>> START

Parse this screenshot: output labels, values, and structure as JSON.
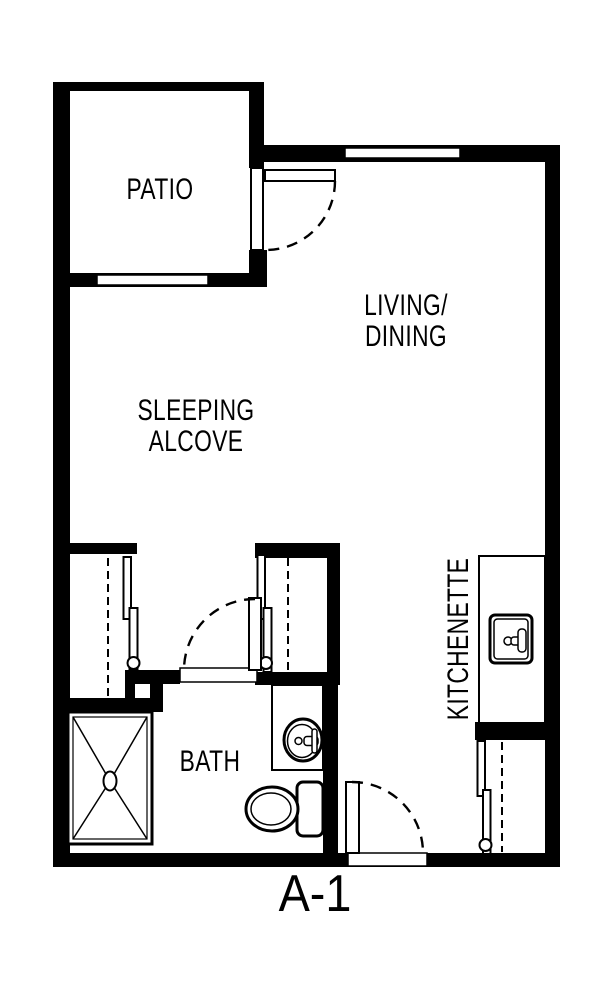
{
  "plan": {
    "name": "A-1",
    "rooms": {
      "patio": {
        "label": "PATIO"
      },
      "living_dining": {
        "line1": "LIVING/",
        "line2": "DINING"
      },
      "sleeping_alcove": {
        "line1": "SLEEPING",
        "line2": "ALCOVE"
      },
      "kitchenette": {
        "label": "KITCHENETTE"
      },
      "bath": {
        "label": "BATH"
      }
    },
    "colors": {
      "walls": "#000000",
      "background": "#ffffff"
    }
  }
}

>> END

**Exercise prompt**
Each record must be quoted in full and exactly. Do not include the pictures.

**Output of the task**
Parse this screenshot: output labels, values, and structure as JSON.
{
  "plan": {
    "name": "A-1",
    "rooms": {
      "patio": {
        "label": "PATIO"
      },
      "living_dining": {
        "line1": "LIVING/",
        "line2": "DINING"
      },
      "sleeping_alcove": {
        "line1": "SLEEPING",
        "line2": "ALCOVE"
      },
      "kitchenette": {
        "label": "KITCHENETTE"
      },
      "bath": {
        "label": "BATH"
      }
    },
    "colors": {
      "walls": "#000000",
      "background": "#ffffff"
    }
  }
}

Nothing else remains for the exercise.